TASK BRIEF:
Copy out each line featuring the string "November" from the entries beneath.

☆ ☆ ☆ ☆

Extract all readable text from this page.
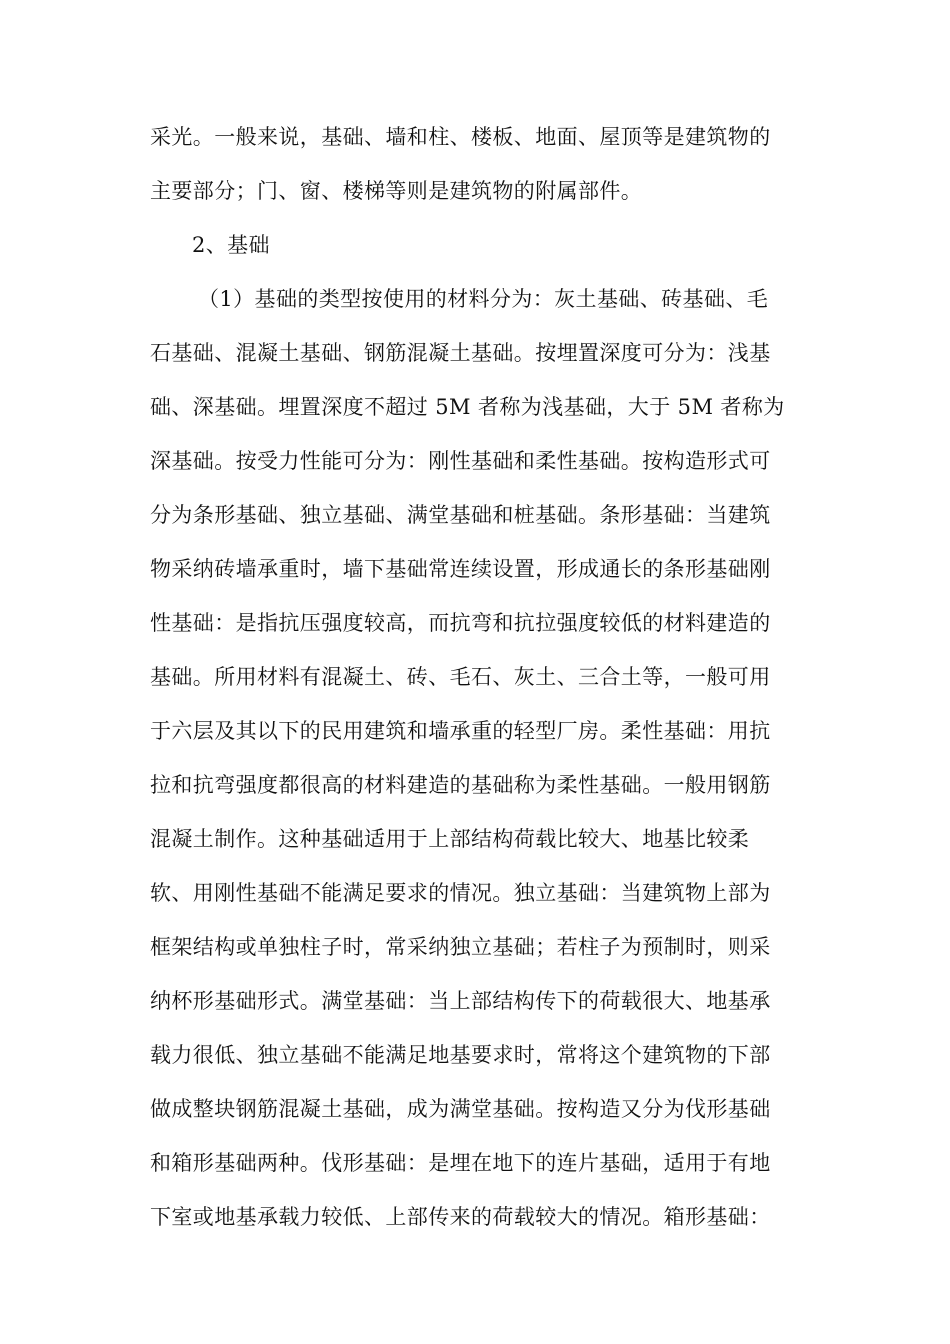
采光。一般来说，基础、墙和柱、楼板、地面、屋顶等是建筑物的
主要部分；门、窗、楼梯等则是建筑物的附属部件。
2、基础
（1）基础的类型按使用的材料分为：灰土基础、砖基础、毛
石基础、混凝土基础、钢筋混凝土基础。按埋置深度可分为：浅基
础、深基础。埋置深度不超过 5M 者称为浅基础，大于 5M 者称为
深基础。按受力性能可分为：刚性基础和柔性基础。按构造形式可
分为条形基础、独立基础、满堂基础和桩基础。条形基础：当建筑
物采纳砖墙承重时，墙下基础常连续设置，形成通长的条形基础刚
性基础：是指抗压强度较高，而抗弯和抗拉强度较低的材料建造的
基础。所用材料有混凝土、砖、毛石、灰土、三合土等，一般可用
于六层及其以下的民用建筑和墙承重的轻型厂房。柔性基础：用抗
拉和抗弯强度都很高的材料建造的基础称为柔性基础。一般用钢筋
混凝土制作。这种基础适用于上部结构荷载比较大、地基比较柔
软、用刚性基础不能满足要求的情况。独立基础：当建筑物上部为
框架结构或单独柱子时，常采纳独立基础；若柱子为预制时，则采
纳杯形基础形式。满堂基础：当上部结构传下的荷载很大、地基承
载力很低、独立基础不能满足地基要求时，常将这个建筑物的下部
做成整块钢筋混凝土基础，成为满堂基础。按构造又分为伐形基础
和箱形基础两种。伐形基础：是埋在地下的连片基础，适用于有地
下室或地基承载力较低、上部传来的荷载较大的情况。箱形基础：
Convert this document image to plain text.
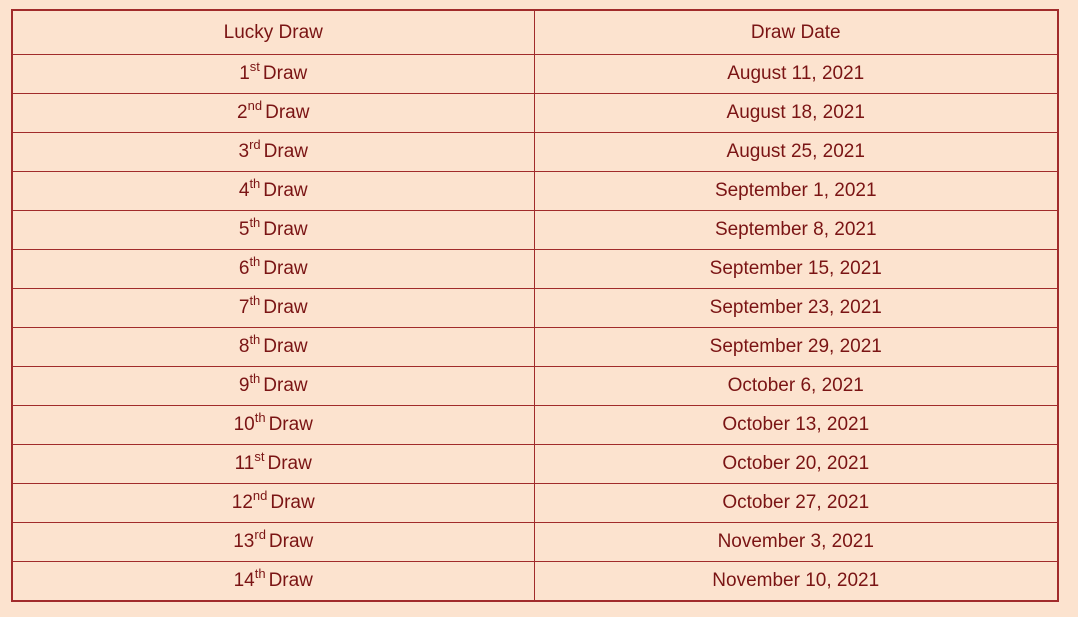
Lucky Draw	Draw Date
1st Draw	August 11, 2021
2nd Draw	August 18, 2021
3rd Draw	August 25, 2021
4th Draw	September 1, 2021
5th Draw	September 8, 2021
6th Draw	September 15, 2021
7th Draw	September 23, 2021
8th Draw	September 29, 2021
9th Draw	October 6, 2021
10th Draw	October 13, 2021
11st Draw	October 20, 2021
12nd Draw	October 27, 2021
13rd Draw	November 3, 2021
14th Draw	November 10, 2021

☆ ☆ ☆ ☆

WORKED ANSWER:
13rd Draw	November 3, 2021
14th Draw	November 10, 2021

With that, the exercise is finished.